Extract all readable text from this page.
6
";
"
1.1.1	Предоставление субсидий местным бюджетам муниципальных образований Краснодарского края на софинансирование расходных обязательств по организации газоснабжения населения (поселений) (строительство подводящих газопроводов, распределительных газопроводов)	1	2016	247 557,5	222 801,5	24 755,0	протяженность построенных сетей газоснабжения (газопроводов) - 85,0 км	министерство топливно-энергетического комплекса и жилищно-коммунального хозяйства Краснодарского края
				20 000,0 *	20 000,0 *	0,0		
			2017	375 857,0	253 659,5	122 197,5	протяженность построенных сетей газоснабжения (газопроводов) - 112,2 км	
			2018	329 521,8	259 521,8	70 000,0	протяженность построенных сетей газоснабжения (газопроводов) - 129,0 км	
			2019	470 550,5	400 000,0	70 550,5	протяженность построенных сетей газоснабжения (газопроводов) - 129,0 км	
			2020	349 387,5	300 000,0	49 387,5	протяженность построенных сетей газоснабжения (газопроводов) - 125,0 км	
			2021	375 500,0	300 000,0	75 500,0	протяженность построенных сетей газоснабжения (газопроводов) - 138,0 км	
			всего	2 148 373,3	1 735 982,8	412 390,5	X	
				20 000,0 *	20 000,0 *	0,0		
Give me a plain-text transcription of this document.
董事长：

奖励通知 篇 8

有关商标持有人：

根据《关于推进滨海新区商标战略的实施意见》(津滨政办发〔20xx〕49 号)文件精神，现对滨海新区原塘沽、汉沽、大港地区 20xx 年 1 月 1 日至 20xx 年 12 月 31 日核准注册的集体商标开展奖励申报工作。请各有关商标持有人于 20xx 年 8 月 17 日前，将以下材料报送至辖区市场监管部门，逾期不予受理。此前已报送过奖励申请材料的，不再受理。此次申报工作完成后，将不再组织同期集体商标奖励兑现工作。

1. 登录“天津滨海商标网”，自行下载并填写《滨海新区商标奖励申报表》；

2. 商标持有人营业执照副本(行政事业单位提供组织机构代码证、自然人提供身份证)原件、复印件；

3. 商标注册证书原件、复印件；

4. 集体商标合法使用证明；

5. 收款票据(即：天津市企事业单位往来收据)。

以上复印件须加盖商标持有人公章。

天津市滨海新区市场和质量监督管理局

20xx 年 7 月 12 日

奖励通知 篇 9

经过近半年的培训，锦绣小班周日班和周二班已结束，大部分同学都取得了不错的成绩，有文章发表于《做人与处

WHAT YOU ARE ASKED TO DO
Quote all the records. Keep every word exact.

OUTPUT FOR THIS EXERCISE
Extract all readable text from this page.
6
";
"
1.1.1	Предоставление субсидий местным бюджетам муниципальных образований Краснодарского края на софинансирование расходных обязательств по организации газоснабжения населения (поселений) (строительство подводящих газопроводов, распределительных газопроводов)	1	2016	247 557,5	222 801,5	24 755,0	протяженность построенных сетей газоснабжения (газопроводов) - 85,0 км	министерство топливно-энергетического комплекса и жилищно-коммунального хозяйства Краснодарского края
				20 000,0 *	20 000,0 *	0,0		
			2017	375 857,0	253 659,5	122 197,5	протяженность построенных сетей газоснабжения (газопроводов) - 112,2 км	
			2018	329 521,8	259 521,8	70 000,0	протяженность построенных сетей газоснабжения (газопроводов) - 129,0 км	
			2019	470 550,5	400 000,0	70 550,5	протяженность построенных сетей газоснабжения (газопроводов) - 129,0 км	
			2020	349 387,5	300 000,0	49 387,5	протяженность построенных сетей газоснабжения (газопроводов) - 125,0 км	
			2021	375 500,0	300 000,0	75 500,0	протяженность построенных сетей газоснабжения (газопроводов) - 138,0 км	
			всего	2 148 373,3	1 735 982,8	412 390,5	X	
				20 000,0 *	20 000,0 *	0,0		
Give me a plain-text transcription of this document.
董事长：

奖励通知 篇 8

有关商标持有人：

根据《关于推进滨海新区商标战略的实施意见》(津滨政办发〔20xx〕49 号)文件精神，现对滨海新区原塘沽、汉沽、大港地区 20xx 年 1 月 1 日至 20xx 年 12 月 31 日核准注册的集体商标开展奖励申报工作。请各有关商标持有人于 20xx 年 8 月 17 日前，将以下材料报送至辖区市场监管部门，逾期不予受理。此前已报送过奖励申请材料的，不再受理。此次申报工作完成后，将不再组织同期集体商标奖励兑现工作。

1. 登录“天津滨海商标网”，自行下载并填写《滨海新区商标奖励申报表》；

2. 商标持有人营业执照副本(行政事业单位提供组织机构代码证、自然人提供身份证)原件、复印件；

3. 商标注册证书原件、复印件；

4. 集体商标合法使用证明；

5. 收款票据(即：天津市企事业单位往来收据)。

以上复印件须加盖商标持有人公章。

天津市滨海新区市场和质量监督管理局

20xx 年 7 月 12 日

奖励通知 篇 9

经过近半年的培训，锦绣小班周日班和周二班已结束，大部分同学都取得了不错的成绩，有文章发表于《做人与处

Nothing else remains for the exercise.